======== Raw data

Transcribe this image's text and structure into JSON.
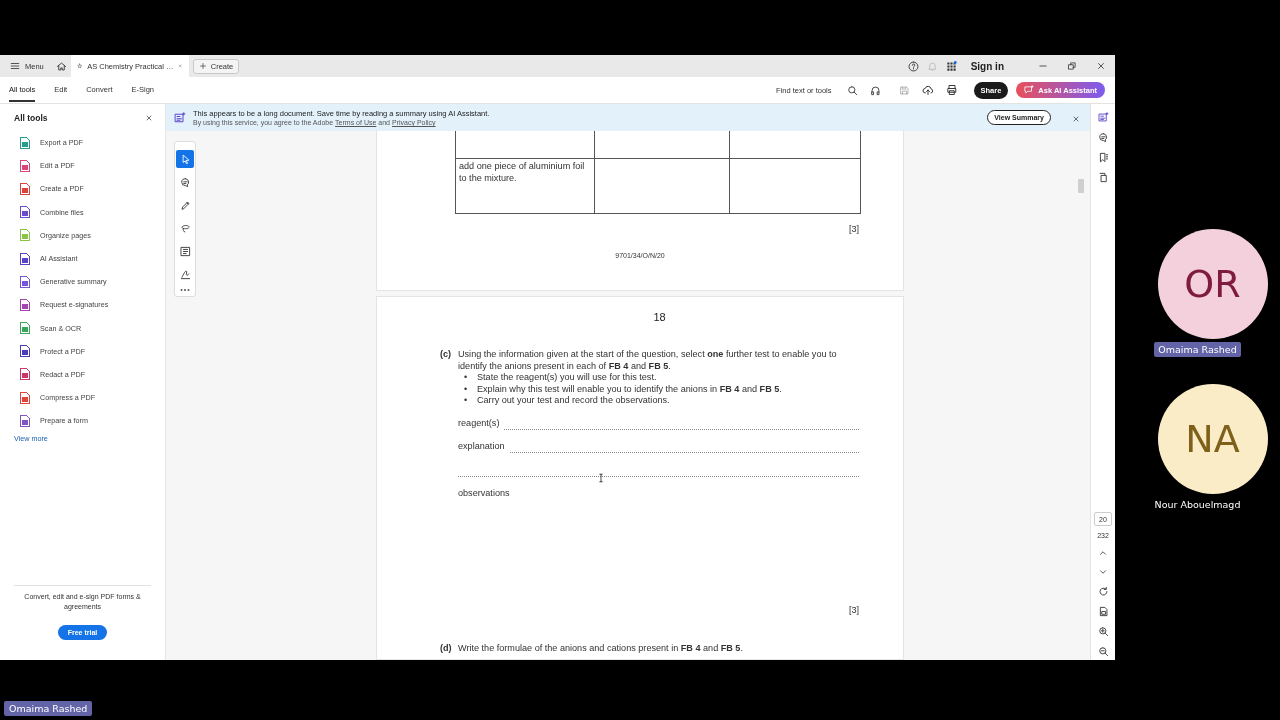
{
  "app_bar": {
    "menu_label": "Menu",
    "document_tab": {
      "title": "AS Chemistry Practical …",
      "selected": true
    },
    "create_label": "Create",
    "sign_in": "Sign in"
  },
  "toolbar": {
    "tabs": [
      {
        "label": "All tools",
        "selected": true
      },
      {
        "label": "Edit",
        "selected": false
      },
      {
        "label": "Convert",
        "selected": false
      },
      {
        "label": "E-Sign",
        "selected": false
      }
    ],
    "find_label": "Find text or tools",
    "share": "Share",
    "ask_ai": "Ask AI Assistant"
  },
  "tools_panel": {
    "title": "All tools",
    "items": [
      {
        "label": "Export a PDF",
        "color": "#2a9d8f"
      },
      {
        "label": "Edit a PDF",
        "color": "#d9467a"
      },
      {
        "label": "Create a PDF",
        "color": "#d9453d"
      },
      {
        "label": "Combine files",
        "color": "#6b4fc8"
      },
      {
        "label": "Organize pages",
        "color": "#8bc34a"
      },
      {
        "label": "AI Assistant",
        "color": "#5a43c9"
      },
      {
        "label": "Generative summary",
        "color": "#7357d6"
      },
      {
        "label": "Request e-signatures",
        "color": "#a445b2"
      },
      {
        "label": "Scan & OCR",
        "color": "#3ba55c"
      },
      {
        "label": "Protect a PDF",
        "color": "#4a3fb8"
      },
      {
        "label": "Redact a PDF",
        "color": "#c8386a"
      },
      {
        "label": "Compress a PDF",
        "color": "#e0453a"
      },
      {
        "label": "Prepare a form",
        "color": "#7e57c2"
      }
    ],
    "view_more": "View more",
    "promo": "Convert, edit and e-sign PDF forms & agreements",
    "trial_button": "Free trial"
  },
  "banner": {
    "message": "This appears to be a long document. Save time by reading a summary using AI Assistant.",
    "fine_print": {
      "before": "By using this service, you agree to the Adobe",
      "terms": "Terms of Use",
      "middle": "and",
      "privacy": "Privacy Policy"
    },
    "view_summary": "View Summary"
  },
  "annotation_tools": [
    {
      "kind": "select",
      "selected": true
    },
    {
      "kind": "comment",
      "selected": false
    },
    {
      "kind": "pen",
      "selected": false
    },
    {
      "kind": "lasso",
      "selected": false
    },
    {
      "kind": "text",
      "selected": false
    },
    {
      "kind": "sign",
      "selected": false
    }
  ],
  "previous_page": {
    "table_rows": [
      {
        "column_1": "add one piece of aluminium foil to the mixture."
      }
    ],
    "marks": "[3]",
    "footer": "9701/34/O/N/20"
  },
  "page": {
    "number": "18",
    "questions": [
      {
        "label": "(c)",
        "text": "Using the information given at the start of the question, select **one** further test to enable you to identify the anions present in each of **FB 4** and **FB 5**.",
        "bullets": [
          {
            "marker": "•",
            "text": "State the reagent(s) you will use for this test."
          },
          {
            "marker": "•",
            "text": "Explain why this test will enable you to identify the anions in **FB 4** and **FB 5**."
          },
          {
            "marker": "•",
            "text": "Carry out your test and record the observations."
          }
        ],
        "answer_lines": [
          {
            "kind": "labelled",
            "label": "reagent(s)"
          },
          {
            "kind": "labelled",
            "label": "explanation"
          },
          {
            "kind": "continuation"
          }
        ],
        "observations": "observations",
        "marks": "[3]"
      },
      {
        "label": "(d)",
        "text": "Write the formulae of the anions and cations present in **FB 4** and **FB 5**."
      }
    ]
  },
  "page_navigation": {
    "current_page": "20",
    "page_count": "232"
  },
  "participants": [
    {
      "initials": "OR",
      "name": "Omaima Rashed",
      "color": "#f3d0dc",
      "speaking": true
    },
    {
      "initials": "NA",
      "name": "Nour Abouelmagd",
      "color": "#fbecc8",
      "speaking": false
    }
  ],
  "presenter_label": "Omaima Rashed"
}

================

§ **Your task**
Repeat the full listing above exactly, with no pictures in the copy.

§ **Exercise answer**
Transcribe this image's text and structure into JSON.
{
  "app_bar": {
    "menu_label": "Menu",
    "document_tab": {
      "title": "AS Chemistry Practical …",
      "selected": true
    },
    "create_label": "Create",
    "sign_in": "Sign in"
  },
  "toolbar": {
    "tabs": [
      {
        "label": "All tools",
        "selected": true
      },
      {
        "label": "Edit",
        "selected": false
      },
      {
        "label": "Convert",
        "selected": false
      },
      {
        "label": "E-Sign",
        "selected": false
      }
    ],
    "find_label": "Find text or tools",
    "share": "Share",
    "ask_ai": "Ask AI Assistant"
  },
  "tools_panel": {
    "title": "All tools",
    "items": [
      {
        "label": "Export a PDF",
        "color": "#2a9d8f"
      },
      {
        "label": "Edit a PDF",
        "color": "#d9467a"
      },
      {
        "label": "Create a PDF",
        "color": "#d9453d"
      },
      {
        "label": "Combine files",
        "color": "#6b4fc8"
      },
      {
        "label": "Organize pages",
        "color": "#8bc34a"
      },
      {
        "label": "AI Assistant",
        "color": "#5a43c9"
      },
      {
        "label": "Generative summary",
        "color": "#7357d6"
      },
      {
        "label": "Request e-signatures",
        "color": "#a445b2"
      },
      {
        "label": "Scan & OCR",
        "color": "#3ba55c"
      },
      {
        "label": "Protect a PDF",
        "color": "#4a3fb8"
      },
      {
        "label": "Redact a PDF",
        "color": "#c8386a"
      },
      {
        "label": "Compress a PDF",
        "color": "#e0453a"
      },
      {
        "label": "Prepare a form",
        "color": "#7e57c2"
      }
    ],
    "view_more": "View more",
    "promo": "Convert, edit and e-sign PDF forms & agreements",
    "trial_button": "Free trial"
  },
  "banner": {
    "message": "This appears to be a long document. Save time by reading a summary using AI Assistant.",
    "fine_print": {
      "before": "By using this service, you agree to the Adobe",
      "terms": "Terms of Use",
      "middle": "and",
      "privacy": "Privacy Policy"
    },
    "view_summary": "View Summary"
  },
  "annotation_tools": [
    {
      "kind": "select",
      "selected": true
    },
    {
      "kind": "comment",
      "selected": false
    },
    {
      "kind": "pen",
      "selected": false
    },
    {
      "kind": "lasso",
      "selected": false
    },
    {
      "kind": "text",
      "selected": false
    },
    {
      "kind": "sign",
      "selected": false
    }
  ],
  "previous_page": {
    "table_rows": [
      {
        "column_1": "add one piece of aluminium foil to the mixture."
      }
    ],
    "marks": "[3]",
    "footer": "9701/34/O/N/20"
  },
  "page": {
    "number": "18",
    "questions": [
      {
        "label": "(c)",
        "text": "Using the information given at the start of the question, select **one** further test to enable you to identify the anions present in each of **FB 4** and **FB 5**.",
        "bullets": [
          {
            "marker": "•",
            "text": "State the reagent(s) you will use for this test."
          },
          {
            "marker": "•",
            "text": "Explain why this test will enable you to identify the anions in **FB 4** and **FB 5**."
          },
          {
            "marker": "•",
            "text": "Carry out your test and record the observations."
          }
        ],
        "answer_lines": [
          {
            "kind": "labelled",
            "label": "reagent(s)"
          },
          {
            "kind": "labelled",
            "label": "explanation"
          },
          {
            "kind": "continuation"
          }
        ],
        "observations": "observations",
        "marks": "[3]"
      },
      {
        "label": "(d)",
        "text": "Write the formulae of the anions and cations present in **FB 4** and **FB 5**."
      }
    ]
  },
  "page_navigation": {
    "current_page": "20",
    "page_count": "232"
  },
  "participants": [
    {
      "initials": "OR",
      "name": "Omaima Rashed",
      "color": "#f3d0dc",
      "speaking": true
    },
    {
      "initials": "NA",
      "name": "Nour Abouelmagd",
      "color": "#fbecc8",
      "speaking": false
    }
  ],
  "presenter_label": "Omaima Rashed"
}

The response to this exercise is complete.